▶ _The task_: Can you copy out the listing lines verbatim, starting with the line that contains "reply-link[interactable]: Trả lời [125,661,168,678]" and going on through the line that contains "comment-actions: Thích · Trả lời · 8 giờ [74,297,215,314]"?

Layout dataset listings
────────────────────────────────────────

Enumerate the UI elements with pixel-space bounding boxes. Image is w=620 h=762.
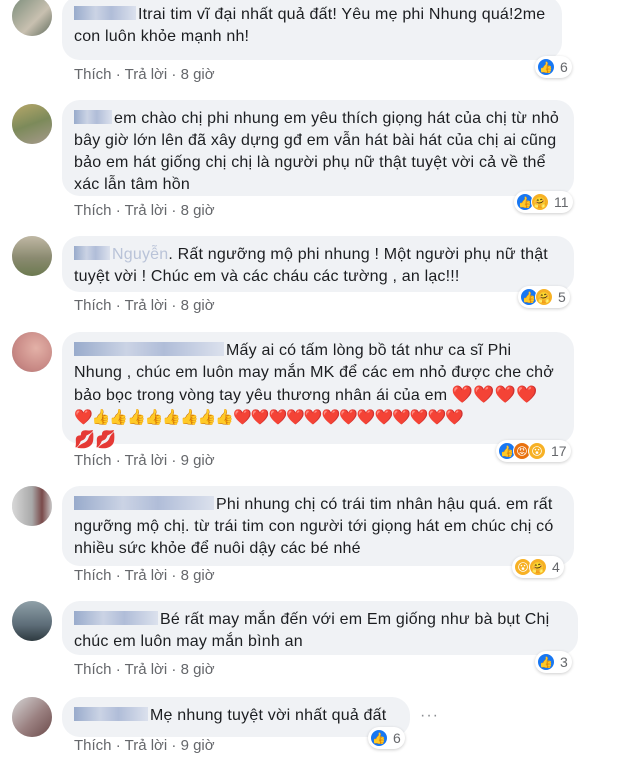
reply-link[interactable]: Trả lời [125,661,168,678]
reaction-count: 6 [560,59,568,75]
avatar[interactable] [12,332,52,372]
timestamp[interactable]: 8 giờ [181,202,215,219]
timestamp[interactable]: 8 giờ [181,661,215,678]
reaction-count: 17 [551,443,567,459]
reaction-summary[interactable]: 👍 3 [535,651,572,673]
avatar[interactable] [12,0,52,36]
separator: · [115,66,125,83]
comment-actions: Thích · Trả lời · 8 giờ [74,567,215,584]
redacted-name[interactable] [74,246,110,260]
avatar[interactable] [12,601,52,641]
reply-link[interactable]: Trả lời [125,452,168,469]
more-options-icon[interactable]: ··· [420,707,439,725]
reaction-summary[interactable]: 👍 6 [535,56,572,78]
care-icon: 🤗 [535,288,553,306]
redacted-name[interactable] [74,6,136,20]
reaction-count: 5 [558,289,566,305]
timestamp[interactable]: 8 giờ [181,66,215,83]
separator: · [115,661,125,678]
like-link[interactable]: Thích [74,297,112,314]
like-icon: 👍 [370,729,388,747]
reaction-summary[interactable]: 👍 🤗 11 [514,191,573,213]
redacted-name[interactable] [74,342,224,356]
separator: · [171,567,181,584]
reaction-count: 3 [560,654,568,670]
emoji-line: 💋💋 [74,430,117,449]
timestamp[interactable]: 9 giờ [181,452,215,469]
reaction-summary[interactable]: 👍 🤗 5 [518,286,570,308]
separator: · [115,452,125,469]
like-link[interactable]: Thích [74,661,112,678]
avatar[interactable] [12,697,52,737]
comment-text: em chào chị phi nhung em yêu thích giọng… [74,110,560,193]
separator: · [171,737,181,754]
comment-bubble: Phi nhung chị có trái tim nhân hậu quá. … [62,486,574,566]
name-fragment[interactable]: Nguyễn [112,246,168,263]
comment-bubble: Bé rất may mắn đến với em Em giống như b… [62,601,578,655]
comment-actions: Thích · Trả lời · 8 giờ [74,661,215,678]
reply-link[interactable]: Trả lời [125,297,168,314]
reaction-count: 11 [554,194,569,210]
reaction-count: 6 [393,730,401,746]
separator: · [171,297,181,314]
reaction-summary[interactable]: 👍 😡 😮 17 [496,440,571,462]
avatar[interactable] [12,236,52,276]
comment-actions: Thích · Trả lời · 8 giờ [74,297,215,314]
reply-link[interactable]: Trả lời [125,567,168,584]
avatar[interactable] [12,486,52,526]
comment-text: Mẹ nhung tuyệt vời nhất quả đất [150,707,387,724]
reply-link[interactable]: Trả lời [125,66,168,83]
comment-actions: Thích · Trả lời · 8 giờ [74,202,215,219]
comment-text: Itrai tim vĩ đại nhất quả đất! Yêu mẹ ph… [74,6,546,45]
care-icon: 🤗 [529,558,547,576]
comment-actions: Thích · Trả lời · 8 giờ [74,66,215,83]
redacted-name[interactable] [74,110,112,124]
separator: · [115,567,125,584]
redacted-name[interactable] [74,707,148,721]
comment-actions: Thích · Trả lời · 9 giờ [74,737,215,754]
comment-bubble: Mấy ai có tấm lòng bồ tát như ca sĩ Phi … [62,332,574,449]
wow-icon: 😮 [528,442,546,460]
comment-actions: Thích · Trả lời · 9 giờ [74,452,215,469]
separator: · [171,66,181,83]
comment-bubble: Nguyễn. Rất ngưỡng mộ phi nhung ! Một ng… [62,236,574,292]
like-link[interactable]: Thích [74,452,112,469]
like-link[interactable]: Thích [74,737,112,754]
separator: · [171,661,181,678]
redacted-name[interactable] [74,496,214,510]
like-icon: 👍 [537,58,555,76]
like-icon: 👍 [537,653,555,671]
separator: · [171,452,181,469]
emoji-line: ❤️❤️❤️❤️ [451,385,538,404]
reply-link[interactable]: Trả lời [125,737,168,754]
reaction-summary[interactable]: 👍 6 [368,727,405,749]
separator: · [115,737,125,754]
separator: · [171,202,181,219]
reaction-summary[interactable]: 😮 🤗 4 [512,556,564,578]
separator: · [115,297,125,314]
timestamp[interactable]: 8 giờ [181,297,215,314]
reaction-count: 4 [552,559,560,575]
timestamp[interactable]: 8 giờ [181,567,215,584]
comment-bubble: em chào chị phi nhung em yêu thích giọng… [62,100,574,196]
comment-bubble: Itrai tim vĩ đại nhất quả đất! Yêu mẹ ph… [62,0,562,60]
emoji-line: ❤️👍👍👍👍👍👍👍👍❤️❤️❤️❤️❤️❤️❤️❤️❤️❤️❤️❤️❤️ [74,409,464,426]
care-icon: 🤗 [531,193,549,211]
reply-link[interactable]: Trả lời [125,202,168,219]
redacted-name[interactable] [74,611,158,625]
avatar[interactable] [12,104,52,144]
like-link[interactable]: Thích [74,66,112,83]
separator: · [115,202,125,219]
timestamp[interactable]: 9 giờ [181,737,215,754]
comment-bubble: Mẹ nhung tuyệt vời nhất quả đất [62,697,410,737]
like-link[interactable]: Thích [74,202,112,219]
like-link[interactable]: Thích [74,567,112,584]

────────────────────────────────────────

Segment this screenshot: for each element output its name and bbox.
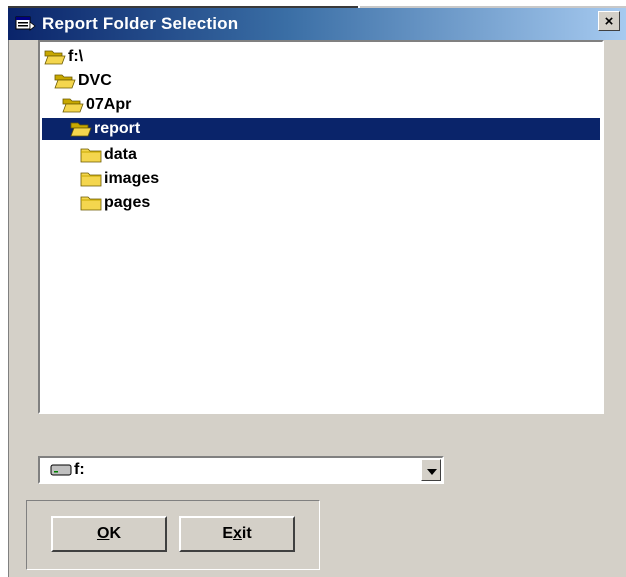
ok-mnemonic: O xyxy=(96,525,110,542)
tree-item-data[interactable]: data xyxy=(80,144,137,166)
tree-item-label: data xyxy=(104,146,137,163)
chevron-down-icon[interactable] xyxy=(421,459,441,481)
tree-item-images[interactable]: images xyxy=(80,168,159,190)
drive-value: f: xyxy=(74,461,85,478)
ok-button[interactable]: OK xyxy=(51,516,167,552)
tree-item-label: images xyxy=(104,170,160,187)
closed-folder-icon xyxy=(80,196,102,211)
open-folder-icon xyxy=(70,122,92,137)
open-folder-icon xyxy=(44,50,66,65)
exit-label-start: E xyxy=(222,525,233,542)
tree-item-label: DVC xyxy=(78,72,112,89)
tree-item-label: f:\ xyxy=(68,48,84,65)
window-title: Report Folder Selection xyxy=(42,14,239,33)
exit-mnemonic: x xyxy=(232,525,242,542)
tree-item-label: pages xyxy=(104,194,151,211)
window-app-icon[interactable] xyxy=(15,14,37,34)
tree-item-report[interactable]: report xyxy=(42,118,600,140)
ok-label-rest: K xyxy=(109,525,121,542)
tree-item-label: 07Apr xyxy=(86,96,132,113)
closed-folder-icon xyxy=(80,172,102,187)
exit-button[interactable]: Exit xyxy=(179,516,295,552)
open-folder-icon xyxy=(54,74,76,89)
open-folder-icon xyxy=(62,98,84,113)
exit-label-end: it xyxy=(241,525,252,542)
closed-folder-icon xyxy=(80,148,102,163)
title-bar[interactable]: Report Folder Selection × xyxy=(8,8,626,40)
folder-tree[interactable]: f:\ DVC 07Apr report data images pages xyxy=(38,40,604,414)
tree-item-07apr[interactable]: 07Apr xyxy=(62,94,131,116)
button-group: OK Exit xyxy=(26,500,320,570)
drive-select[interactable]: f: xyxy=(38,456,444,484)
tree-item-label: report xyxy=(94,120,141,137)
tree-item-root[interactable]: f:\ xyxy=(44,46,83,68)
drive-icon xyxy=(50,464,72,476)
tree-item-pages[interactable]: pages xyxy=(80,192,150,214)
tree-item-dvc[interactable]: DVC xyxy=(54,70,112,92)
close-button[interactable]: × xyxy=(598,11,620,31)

────────────────────────────────────────

▶ _Final result_:
reply-link[interactable]: Trả lời [125,661,168,678]
reaction-count: 6 [560,59,568,75]
avatar[interactable] [12,332,52,372]
timestamp[interactable]: 8 giờ [181,202,215,219]
timestamp[interactable]: 8 giờ [181,661,215,678]
reaction-count: 17 [551,443,567,459]
reaction-summary[interactable]: 👍 3 [535,651,572,673]
avatar[interactable] [12,0,52,36]
separator: · [115,66,125,83]
comment-actions: Thích · Trả lời · 8 giờ [74,567,215,584]
redacted-name[interactable] [74,246,110,260]
avatar[interactable] [12,601,52,641]
reply-link[interactable]: Trả lời [125,452,168,469]
more-options-icon[interactable]: ··· [420,707,439,725]
reaction-summary[interactable]: 👍 6 [535,56,572,78]
care-icon: 🤗 [535,288,553,306]
redacted-name[interactable] [74,6,136,20]
reaction-count: 5 [558,289,566,305]
timestamp[interactable]: 8 giờ [181,66,215,83]
separator: · [115,661,125,678]
like-link[interactable]: Thích [74,297,112,314]
like-icon: 👍 [370,729,388,747]
reaction-summary[interactable]: 👍 🤗 11 [514,191,573,213]
redacted-name[interactable] [74,342,224,356]
separator: · [171,567,181,584]
reaction-count: 3 [560,654,568,670]
emoji-line: 💋💋 [74,430,117,449]
timestamp[interactable]: 9 giờ [181,452,215,469]
reaction-summary[interactable]: 👍 🤗 5 [518,286,570,308]
separator: · [115,452,125,469]
like-link[interactable]: Thích [74,661,112,678]
avatar[interactable] [12,697,52,737]
comment-text: em chào chị phi nhung em yêu thích giọng… [74,110,560,193]
separator: · [171,737,181,754]
comment-bubble: Phi nhung chị có trái tim nhân hậu quá. … [62,486,574,566]
name-fragment[interactable]: Nguyễn [112,246,168,263]
comment-bubble: Bé rất may mắn đến với em Em giống như b… [62,601,578,655]
comment-actions: Thích · Trả lời · 8 giờ [74,661,215,678]
reply-link[interactable]: Trả lời [125,297,168,314]
reaction-count: 11 [554,194,569,210]
reaction-count: 6 [393,730,401,746]
separator: · [171,297,181,314]
reaction-summary[interactable]: 👍 😡 😮 17 [496,440,571,462]
avatar[interactable] [12,236,52,276]
comment-actions: Thích · Trả lời · 8 giờ [74,297,215,314]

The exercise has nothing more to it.